* What is being asked: Search the records for the word "from" and pick out every line that has it.

## Start Data rows

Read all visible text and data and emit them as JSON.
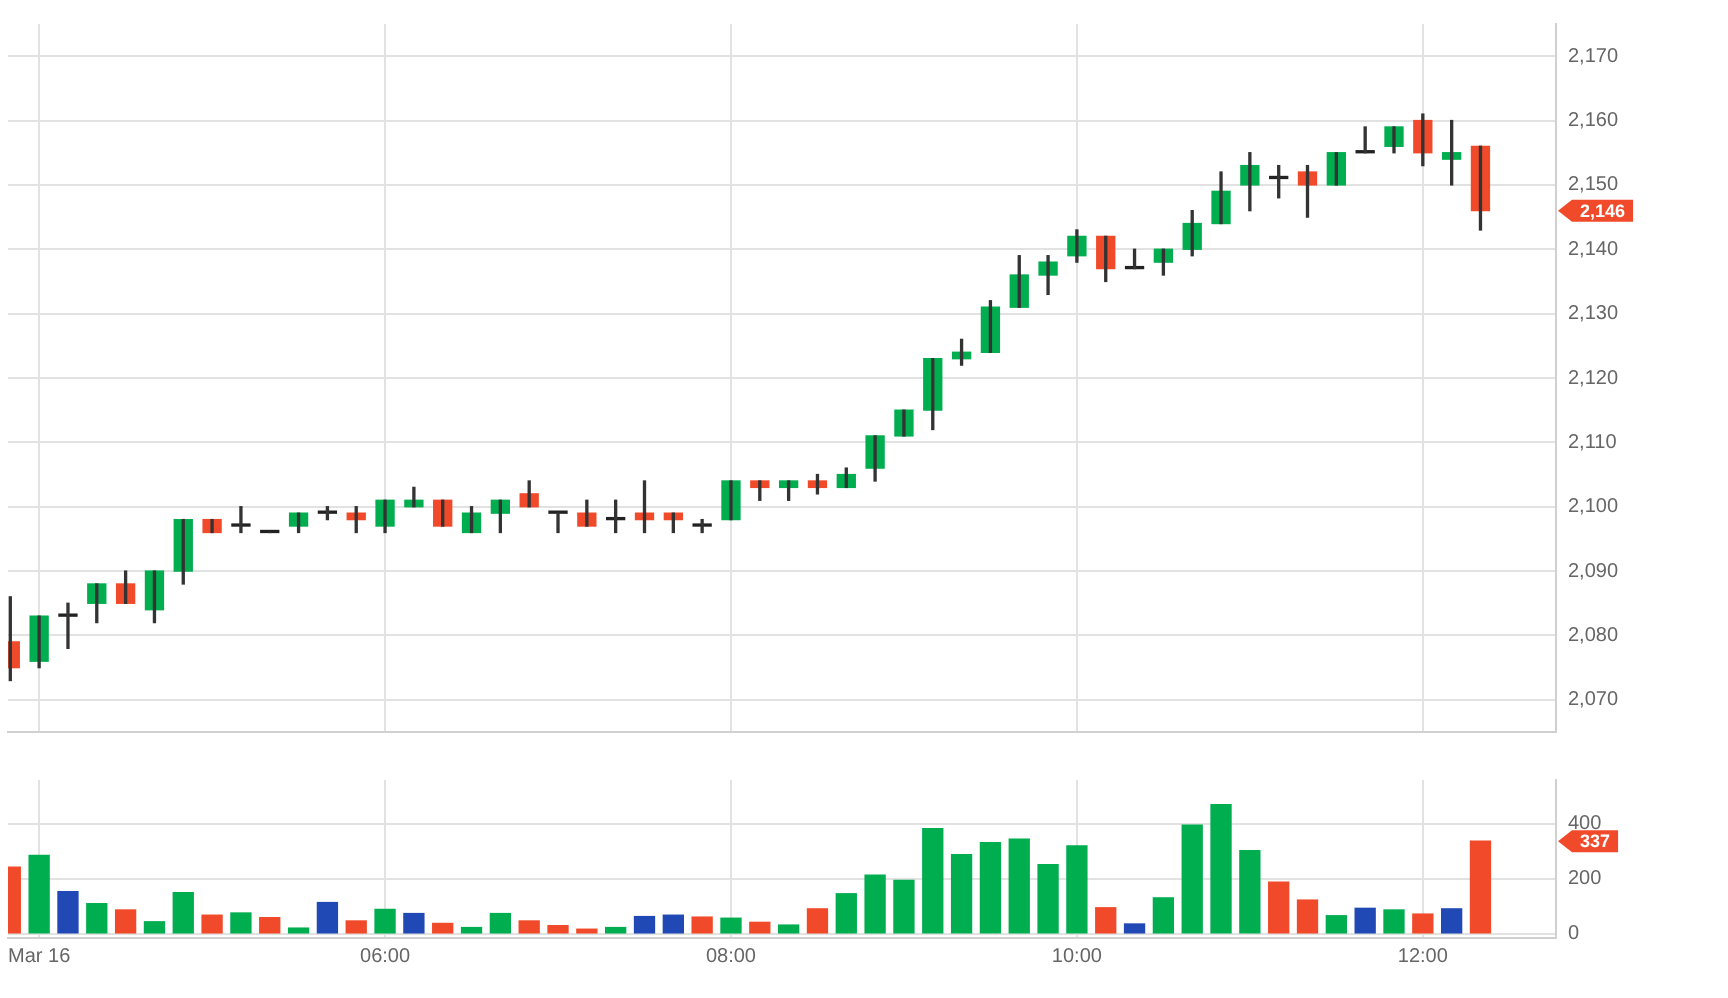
{
  "chart_data": [
    {
      "type": "candlestick",
      "tick_labels": "y",
      "grid": true,
      "x": [
        3.8333,
        4,
        4.1667,
        4.3333,
        4.5,
        4.6667,
        4.8333,
        5,
        5.1667,
        5.3333,
        5.5,
        5.6667,
        5.8333,
        6,
        6.1667,
        6.3333,
        6.5,
        6.6667,
        6.8333,
        7,
        7.1667,
        7.3333,
        7.5,
        7.6667,
        7.8333,
        8,
        8.1667,
        8.3333,
        8.5,
        8.6667,
        8.8333,
        9,
        9.1667,
        9.3333,
        9.5,
        9.6667,
        9.8333,
        10,
        10.1667,
        10.3333,
        10.5,
        10.6667,
        10.8333,
        11,
        11.1667,
        11.3333,
        11.5,
        11.6667,
        11.8333,
        12,
        12.1667,
        12.3333
      ],
      "ohlc": [
        [
          2079,
          2086,
          2073,
          2075
        ],
        [
          2076,
          2083,
          2075,
          2083
        ],
        [
          2083,
          2085,
          2078,
          2083
        ],
        [
          2085,
          2088,
          2082,
          2088
        ],
        [
          2088,
          2090,
          2085,
          2085
        ],
        [
          2084,
          2090,
          2082,
          2090
        ],
        [
          2090,
          2098,
          2088,
          2098
        ],
        [
          2098,
          2098,
          2096,
          2096
        ],
        [
          2097,
          2100,
          2096,
          2097
        ],
        [
          2096,
          2096,
          2096,
          2096
        ],
        [
          2097,
          2099,
          2096,
          2099
        ],
        [
          2099,
          2100,
          2098,
          2099
        ],
        [
          2099,
          2100,
          2096,
          2098
        ],
        [
          2097,
          2101,
          2096,
          2101
        ],
        [
          2100,
          2103,
          2100,
          2101
        ],
        [
          2101,
          2101,
          2097,
          2097
        ],
        [
          2096,
          2100,
          2096,
          2099
        ],
        [
          2099,
          2101,
          2096,
          2101
        ],
        [
          2102,
          2104,
          2100,
          2100
        ],
        [
          2099,
          2099,
          2096,
          2099
        ],
        [
          2099,
          2101,
          2097,
          2097
        ],
        [
          2098,
          2101,
          2096,
          2098
        ],
        [
          2099,
          2104,
          2096,
          2098
        ],
        [
          2099,
          2099,
          2096,
          2098
        ],
        [
          2097,
          2098,
          2096,
          2097
        ],
        [
          2098,
          2104,
          2098,
          2104
        ],
        [
          2104,
          2104,
          2101,
          2103
        ],
        [
          2103,
          2104,
          2101,
          2104
        ],
        [
          2104,
          2105,
          2102,
          2103
        ],
        [
          2103,
          2106,
          2103,
          2105
        ],
        [
          2106,
          2111,
          2104,
          2111
        ],
        [
          2111,
          2115,
          2111,
          2115
        ],
        [
          2115,
          2123,
          2112,
          2123
        ],
        [
          2123,
          2126,
          2122,
          2124
        ],
        [
          2124,
          2132,
          2124,
          2131
        ],
        [
          2131,
          2139,
          2131,
          2136
        ],
        [
          2136,
          2139,
          2133,
          2138
        ],
        [
          2139,
          2143,
          2138,
          2142
        ],
        [
          2142,
          2142,
          2135,
          2137
        ],
        [
          2137,
          2140,
          2137,
          2137
        ],
        [
          2138,
          2140,
          2136,
          2140
        ],
        [
          2140,
          2146,
          2139,
          2144
        ],
        [
          2144,
          2152,
          2144,
          2149
        ],
        [
          2150,
          2155,
          2146,
          2153
        ],
        [
          2151,
          2153,
          2148,
          2151
        ],
        [
          2152,
          2153,
          2145,
          2150
        ],
        [
          2150,
          2155,
          2150,
          2155
        ],
        [
          2155,
          2159,
          2155,
          2155
        ],
        [
          2156,
          2159,
          2155,
          2159
        ],
        [
          2160,
          2161,
          2153,
          2155
        ],
        [
          2154,
          2160,
          2150,
          2155
        ],
        [
          2156,
          2156,
          2143,
          2146
        ]
      ],
      "colors": [
        "#f04a2a",
        "#00ad4f",
        "#222222",
        "#00ad4f",
        "#f04a2a",
        "#00ad4f",
        "#00ad4f",
        "#f04a2a",
        "#222222",
        "#222222",
        "#00ad4f",
        "#222222",
        "#f04a2a",
        "#00ad4f",
        "#00ad4f",
        "#f04a2a",
        "#00ad4f",
        "#00ad4f",
        "#f04a2a",
        "#222222",
        "#f04a2a",
        "#222222",
        "#f04a2a",
        "#f04a2a",
        "#222222",
        "#00ad4f",
        "#f04a2a",
        "#00ad4f",
        "#f04a2a",
        "#00ad4f",
        "#00ad4f",
        "#00ad4f",
        "#00ad4f",
        "#00ad4f",
        "#00ad4f",
        "#00ad4f",
        "#00ad4f",
        "#00ad4f",
        "#f04a2a",
        "#222222",
        "#00ad4f",
        "#00ad4f",
        "#00ad4f",
        "#00ad4f",
        "#222222",
        "#f04a2a",
        "#00ad4f",
        "#222222",
        "#00ad4f",
        "#f04a2a",
        "#00ad4f",
        "#f04a2a"
      ],
      "xlim": [
        3.82,
        12.77
      ],
      "xticks": [
        {
          "value": 4,
          "label": null
        },
        {
          "value": 6,
          "label": null
        },
        {
          "value": 8,
          "label": null
        },
        {
          "value": 10,
          "label": null
        },
        {
          "value": 12,
          "label": null
        }
      ],
      "ylim": [
        2065,
        2175
      ],
      "yticks": [
        {
          "value": 2070,
          "label": "2,070"
        },
        {
          "value": 2080,
          "label": "2,080"
        },
        {
          "value": 2090,
          "label": "2,090"
        },
        {
          "value": 2100,
          "label": "2,100"
        },
        {
          "value": 2110,
          "label": "2,110"
        },
        {
          "value": 2120,
          "label": "2,120"
        },
        {
          "value": 2130,
          "label": "2,130"
        },
        {
          "value": 2140,
          "label": "2,140"
        },
        {
          "value": 2150,
          "label": "2,150"
        },
        {
          "value": 2160,
          "label": "2,160"
        },
        {
          "value": 2170,
          "label": "2,170"
        }
      ],
      "annotations": [
        "2,146"
      ]
    },
    {
      "type": "bar",
      "grid": true,
      "x": [
        3.8333,
        4,
        4.1667,
        4.3333,
        4.5,
        4.6667,
        4.8333,
        5,
        5.1667,
        5.3333,
        5.5,
        5.6667,
        5.8333,
        6,
        6.1667,
        6.3333,
        6.5,
        6.6667,
        6.8333,
        7,
        7.1667,
        7.3333,
        7.5,
        7.6667,
        7.8333,
        8,
        8.1667,
        8.3333,
        8.5,
        8.6667,
        8.8333,
        9,
        9.1667,
        9.3333,
        9.5,
        9.6667,
        9.8333,
        10,
        10.1667,
        10.3333,
        10.5,
        10.6667,
        10.8333,
        11,
        11.1667,
        11.3333,
        11.5,
        11.6667,
        11.8333,
        12,
        12.1667,
        12.3333
      ],
      "values": [
        243,
        286,
        154,
        110,
        87,
        44,
        150,
        68,
        76,
        59,
        21,
        114,
        47,
        89,
        74,
        38,
        23,
        74,
        47,
        30,
        17,
        23,
        63,
        68,
        61,
        57,
        42,
        32,
        91,
        146,
        214,
        195,
        383,
        288,
        332,
        345,
        252,
        320,
        95,
        36,
        131,
        396,
        470,
        303,
        188,
        123,
        66,
        93,
        87,
        72,
        91,
        337
      ],
      "colors": [
        "#f04a2a",
        "#00ad4f",
        "#2149b5",
        "#00ad4f",
        "#f04a2a",
        "#00ad4f",
        "#00ad4f",
        "#f04a2a",
        "#00ad4f",
        "#f04a2a",
        "#00ad4f",
        "#2149b5",
        "#f04a2a",
        "#00ad4f",
        "#2149b5",
        "#f04a2a",
        "#00ad4f",
        "#00ad4f",
        "#f04a2a",
        "#f04a2a",
        "#f04a2a",
        "#00ad4f",
        "#2149b5",
        "#2149b5",
        "#f04a2a",
        "#00ad4f",
        "#f04a2a",
        "#00ad4f",
        "#f04a2a",
        "#00ad4f",
        "#00ad4f",
        "#00ad4f",
        "#00ad4f",
        "#00ad4f",
        "#00ad4f",
        "#00ad4f",
        "#00ad4f",
        "#00ad4f",
        "#f04a2a",
        "#2149b5",
        "#00ad4f",
        "#00ad4f",
        "#00ad4f",
        "#00ad4f",
        "#f04a2a",
        "#f04a2a",
        "#00ad4f",
        "#2149b5",
        "#00ad4f",
        "#f04a2a",
        "#2149b5",
        "#f04a2a"
      ],
      "xlim": [
        3.82,
        12.77
      ],
      "xticks": [
        {
          "value": 4,
          "label": "Mar 16"
        },
        {
          "value": 6,
          "label": "06:00"
        },
        {
          "value": 8,
          "label": "08:00"
        },
        {
          "value": 10,
          "label": "10:00"
        },
        {
          "value": 12,
          "label": "12:00"
        }
      ],
      "ylim": [
        -15,
        560
      ],
      "yticks": [
        0,
        200,
        400
      ],
      "annotations": [
        "337"
      ]
    }
  ]
}
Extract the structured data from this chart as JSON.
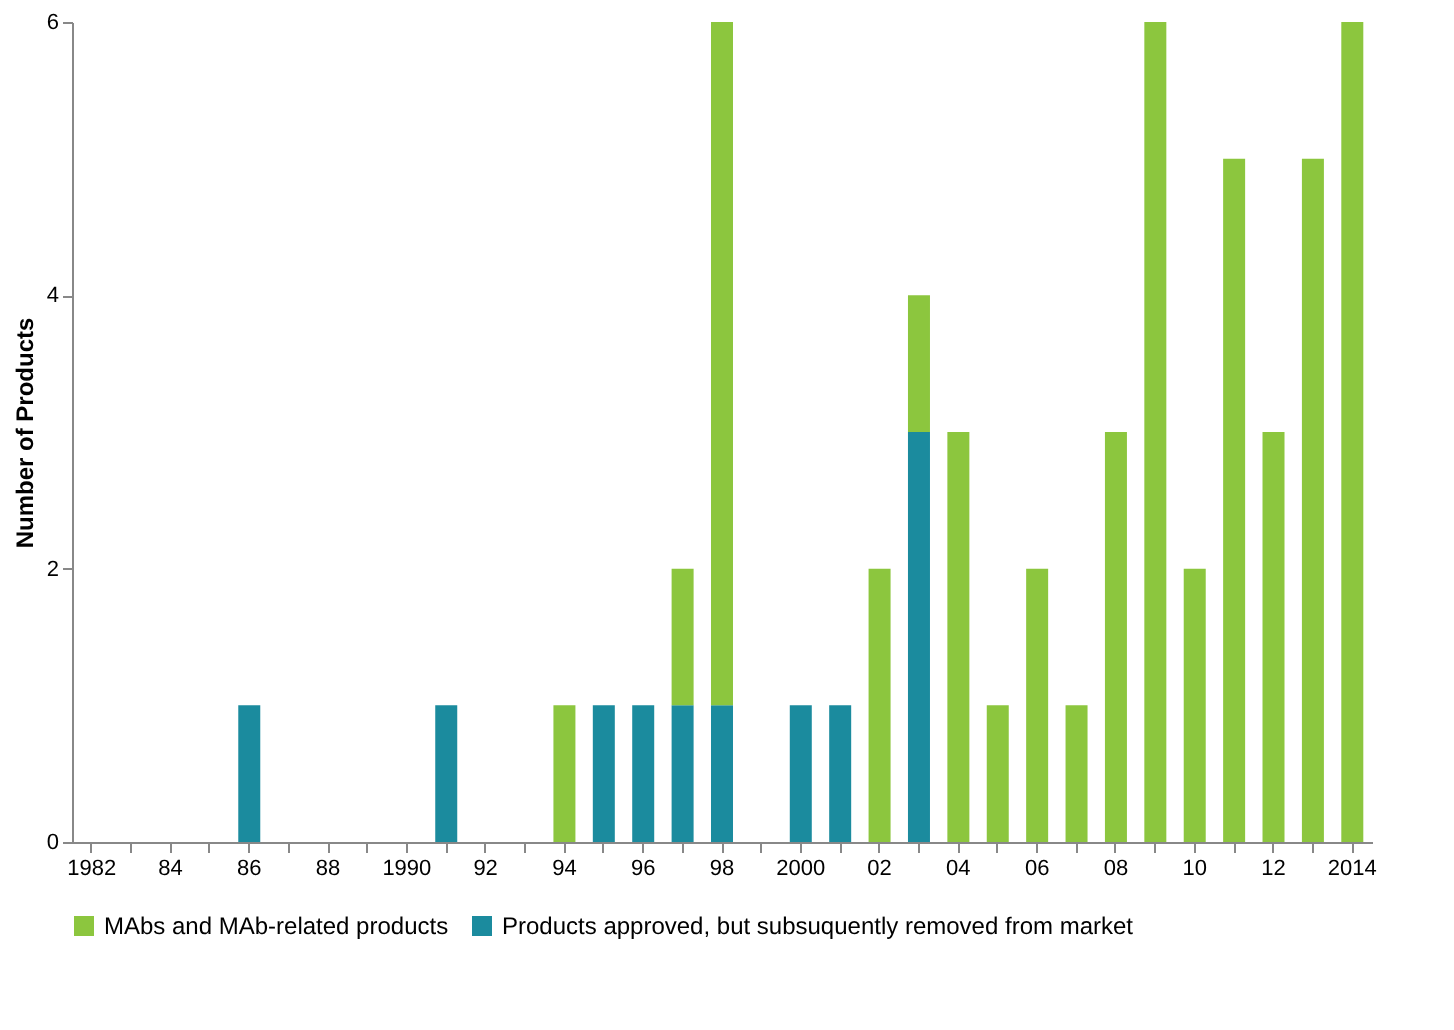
{
  "chart_data": {
    "type": "bar",
    "stacked": true,
    "ylabel": "Number of Products",
    "categories": [
      "1982",
      null,
      "84",
      null,
      "86",
      null,
      "88",
      null,
      "1990",
      null,
      "92",
      null,
      "94",
      null,
      "96",
      null,
      "98",
      null,
      "2000",
      null,
      "02",
      null,
      "04",
      null,
      "06",
      null,
      "08",
      null,
      "10",
      null,
      "12",
      null,
      "2014"
    ],
    "series": [
      {
        "name": "Products approved, but subsuquently removed from market",
        "color": "#1b8b9e",
        "values": [
          0,
          0,
          0,
          0,
          1,
          0,
          0,
          0,
          0,
          1,
          0,
          0,
          0,
          1,
          1,
          1,
          1,
          0,
          1,
          1,
          0,
          3,
          0,
          0,
          0,
          0,
          0,
          0,
          0,
          0,
          0,
          0,
          0
        ]
      },
      {
        "name": "MAbs and MAb-related products",
        "color": "#8cc63e",
        "values": [
          0,
          0,
          0,
          0,
          0,
          0,
          0,
          0,
          0,
          0,
          0,
          0,
          1,
          0,
          0,
          1,
          5,
          0,
          0,
          0,
          2,
          1,
          3,
          1,
          2,
          1,
          3,
          6,
          2,
          5,
          3,
          5,
          6
        ]
      }
    ],
    "ylim": [
      0,
      6
    ],
    "yticks": [
      0,
      2,
      4,
      6
    ],
    "grid": false,
    "legend": "bottom"
  }
}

## End Data rows

* Final answer:
Extract the structured data from this chart as JSON.
        "name": "Products approved, but subsuquently removed from market",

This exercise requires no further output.